**READING PASSAGE:**
-- START --

11.  Adjustment Provisions.

     (a)  The aggregate number of shares of Common Stock with respect to which
          Awards may be granted, the aggregate number of shares of Common Stock
          subject to each outstanding Award, and, where applicable, the exercise
          price per share of each Award, may all be appropriately adjusted as
          the Board of Directors of the Corporation may determine for any
          increase or decrease in the number of shares of issued Common Stock
          resulting from a subdivision or consolidation of shares, whether
          through reorganization, recapitalization, stock split-up, stock
          distribution or combination of shares, or the payment of a share
          dividend or other increase or decrease in the number of such shares
          outstanding effected without receipt of consideration by the
          Corporation. Adjustments under this Section 11 shall be made according
          to the sole discretion of the Board of Directors of the Corporation,
          and its decision shall be binding and conclusive.

     (b)  Notwithstanding any other provisions of the Plan, and without
          affecting the number of shares reserved or available hereunder, the
          Committee may authorize the issuance or assumption of benefits in
          connection with any merger, consolidation, acquisition of property or
          stock, or reorganization upon such terms and conditions as it may deem
          appropriate.

     (c)  If the shares of Common Stock shall be changed into another kind of
          stock of the Corporation or into securities of another corporation,
          whether through reorganization, sale of assets, merger, consolidation,
          or similar transaction, the Corporation shall cause adequate provision
          to be made whereby participants shall thereafter be entitled to
          receive, upon distribution of their Awards, the securities that they
          would have been entitled to receive for shares distributed pursuant to
          the Plan immediately prior to the effective date of the transaction.

                                      -9-

 
12.  Nontransferability. Except as provided below, each Award granted under the
     Plan to an employee shall not be transferable by him other than by will or
     the laws of descent and distribution and shall be exercisable, during his
     lifetime, only by him. In the event of the death of a participant during
     employment or prior to the termination, expiration, cancellation or
     forfeiture of any Award held by him hereunder, each Award theretofore
     granted to him shall be exercisable or payable to the extent provided
     therein but no later than five years after his death and then only:

     (a)  by or to the executor or administrator of the estate of the deceased
          participant or the person or persons to whom the deceased
          participant's rights under the Award shall pass by will or the laws of
          descent and distribution; and

     (b)  to the extent set forth in the Agreement.

-- END --

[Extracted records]
-- START --

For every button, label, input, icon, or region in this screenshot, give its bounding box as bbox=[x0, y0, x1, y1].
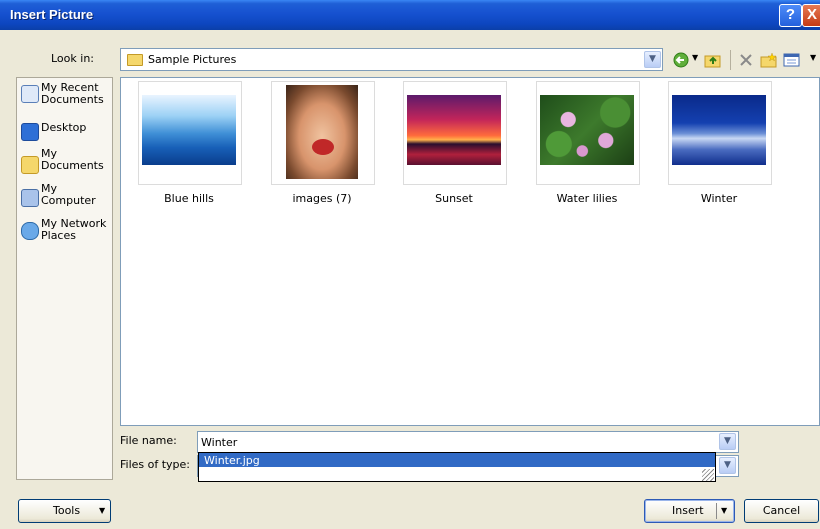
network-places-icon bbox=[21, 222, 39, 240]
file-name: Winter bbox=[700, 192, 738, 205]
place-label: My Documents bbox=[41, 147, 104, 172]
views-dropdown-icon[interactable]: ▼ bbox=[810, 53, 816, 62]
autocomplete-item-label: Winter.jpg bbox=[204, 454, 260, 467]
file-name-input[interactable]: Winter ▼ bbox=[197, 431, 739, 453]
thumbnail-lips bbox=[312, 139, 334, 155]
file-thumbnail[interactable] bbox=[138, 81, 242, 185]
thumbnail-image bbox=[672, 95, 766, 165]
thumbnail-image bbox=[407, 95, 501, 165]
insert-split-divider bbox=[716, 503, 717, 519]
thumbnail-image bbox=[142, 95, 236, 165]
insert-button[interactable]: Insert ▼ bbox=[644, 499, 735, 523]
files-of-type-label: Files of type: bbox=[120, 458, 191, 471]
file-name: Water lilies bbox=[556, 192, 618, 205]
look-in-value: Sample Pictures bbox=[148, 53, 237, 66]
chevron-down-icon[interactable]: ▼ bbox=[644, 51, 661, 68]
place-my-computer[interactable]: My Computer bbox=[21, 183, 111, 209]
recent-documents-icon bbox=[21, 85, 39, 103]
delete-icon bbox=[740, 54, 752, 66]
back-arrow-icon bbox=[673, 52, 689, 68]
place-recent-documents[interactable]: My Recent Documents bbox=[21, 82, 111, 108]
autocomplete-item[interactable]: Winter.jpg bbox=[199, 453, 715, 467]
file-thumbnail[interactable] bbox=[668, 81, 772, 185]
new-folder-button[interactable] bbox=[760, 52, 777, 68]
place-my-documents[interactable]: My Documents bbox=[21, 148, 111, 174]
look-in-label: Look in: bbox=[51, 52, 94, 65]
place-label: My Recent Documents bbox=[41, 81, 104, 106]
place-label: My Network Places bbox=[41, 217, 107, 242]
place-label: My Computer bbox=[41, 182, 96, 207]
new-folder-icon bbox=[760, 52, 777, 68]
chevron-down-icon[interactable]: ▼ bbox=[719, 457, 736, 474]
views-button[interactable] bbox=[783, 52, 800, 68]
cancel-button-label: Cancel bbox=[762, 504, 801, 517]
file-list[interactable]: Blue hills images (7) Sunset Water lilie… bbox=[120, 77, 820, 426]
toolbar-separator bbox=[730, 50, 731, 70]
thumbnail-image bbox=[540, 95, 634, 165]
tools-button-label: Tools bbox=[53, 504, 81, 517]
insert-dropdown-icon[interactable]: ▼ bbox=[721, 500, 727, 522]
back-dropdown-icon[interactable]: ▼ bbox=[692, 53, 698, 62]
delete-button[interactable] bbox=[738, 52, 754, 68]
views-icon bbox=[783, 53, 800, 67]
resize-grip-icon[interactable] bbox=[702, 469, 714, 481]
file-thumbnail[interactable] bbox=[536, 81, 640, 185]
tools-dropdown-icon: ▼ bbox=[99, 506, 106, 515]
desktop-icon bbox=[21, 123, 39, 141]
place-network-places[interactable]: My Network Places bbox=[21, 218, 111, 244]
file-name-value: Winter bbox=[201, 436, 238, 449]
insert-button-label: Insert bbox=[672, 504, 704, 517]
up-one-level-button[interactable] bbox=[704, 52, 721, 68]
folder-icon bbox=[127, 54, 143, 66]
title-bar[interactable]: Insert Picture ? X bbox=[0, 0, 820, 30]
help-button[interactable]: ? bbox=[779, 4, 802, 27]
tools-button[interactable]: Tools ▼ bbox=[18, 499, 111, 523]
file-name: Sunset bbox=[435, 192, 473, 205]
file-thumbnail[interactable] bbox=[403, 81, 507, 185]
file-name: images (7) bbox=[292, 192, 352, 205]
places-bar: My Recent Documents Desktop My Documents… bbox=[16, 77, 113, 480]
chevron-down-icon[interactable]: ▼ bbox=[719, 433, 736, 450]
place-desktop[interactable]: Desktop bbox=[21, 120, 111, 141]
file-name-label: File name: bbox=[120, 434, 177, 447]
window-title: Insert Picture bbox=[10, 7, 94, 22]
cancel-button[interactable]: Cancel bbox=[744, 499, 819, 523]
look-in-dropdown[interactable]: Sample Pictures ▼ bbox=[120, 48, 663, 71]
thumbnail-image bbox=[286, 85, 358, 179]
file-thumbnail[interactable] bbox=[271, 81, 375, 185]
insert-picture-dialog: Insert Picture ? X Look in: Sample Pictu… bbox=[0, 0, 820, 529]
my-documents-icon bbox=[21, 156, 39, 174]
file-name: Blue hills bbox=[164, 192, 214, 205]
autocomplete-list: Winter.jpg bbox=[198, 452, 716, 482]
place-label: Desktop bbox=[41, 121, 87, 134]
my-computer-icon bbox=[21, 189, 39, 207]
back-button[interactable] bbox=[673, 52, 689, 68]
up-folder-icon bbox=[704, 55, 721, 68]
close-button[interactable]: X bbox=[802, 4, 820, 27]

-- END --

Carry the stock award plan text forward from its last clause, (b), in the same legal style. The listing is separate material and is not part of the stock plan text.

     Notwithstanding the foregoing, a Stock Option Agreement for an Award of
     Stock Options that are not Incentive Stock Options (including a Stock
     Option Agreement for an Award made prior to the January 1, 1995 effective
     date of the amendment to this Section 12), may permit the participant who
     received the Award, at any time prior to his death, to assign all or any
     portion of the Stock Option granted to him to: (i) his spouse or lineal
     descendants; (ii) the trustee of a trust for the primary benefit of his
     spouse or lineal descendants; or (iii) a partnership of which his spouse
     and lineal descendants are the only partners. In such event, the spouse,
     lineal descendant, trustee or partnership will be entitled to all of the
     rights of the participant with respect to the assigned portion of such
     Stock Option, and such portion of the Stock Option will continue to be
     subject to all of the terms, conditions and restrictions applicable to the
     Award, as set forth herein and in the related Stock Option Agreement
     immediately prior to the effective date of the assignment. Any such
     assignment will be permitted only if: (i) the participant does not receive
     any consideration therefor; and (ii) the assignment is expressly permitted
     by the applicable Stock Option Agreement (as such Stock Option Agreement
     may be amended) as approved by the Committee. Any such assignment shall be
     evidenced by an appropriate written document executed by the participant,
     and a copy thereof shall be delivered to the Committee on or prior to the
     effective date of the assignment.

13.  Other Provisions. Any Award under the Plan shall be subject to other
     provisions as the Committee determines, including, without limitation,
     provisions for the installment purchase of Common Stock under Stock
     Options, provisions to assist the participant in financing the acquisition
     of Common Stock, provisions for the forfeiture of, or restrictions on
     resale or other disposition of shares acquired under any Award, provisions
     to comply with Federal and state securities laws, provisions permitting
     acceleration of exercise in the event of death or disability,
     understandings or conditions as to the participant's employment in addition
     to those specifically provided for under the Plan, provisions giving the
     Corporation the right to repurchase shares acquired under any Award in the
     event the participant elects to dispose of such shares, provisions
     requiring the achievement of specified performance goals, and provisions
     permitting acceleration of exercise upon the occurrence of specified events
     or otherwise in the discretion of the Committee.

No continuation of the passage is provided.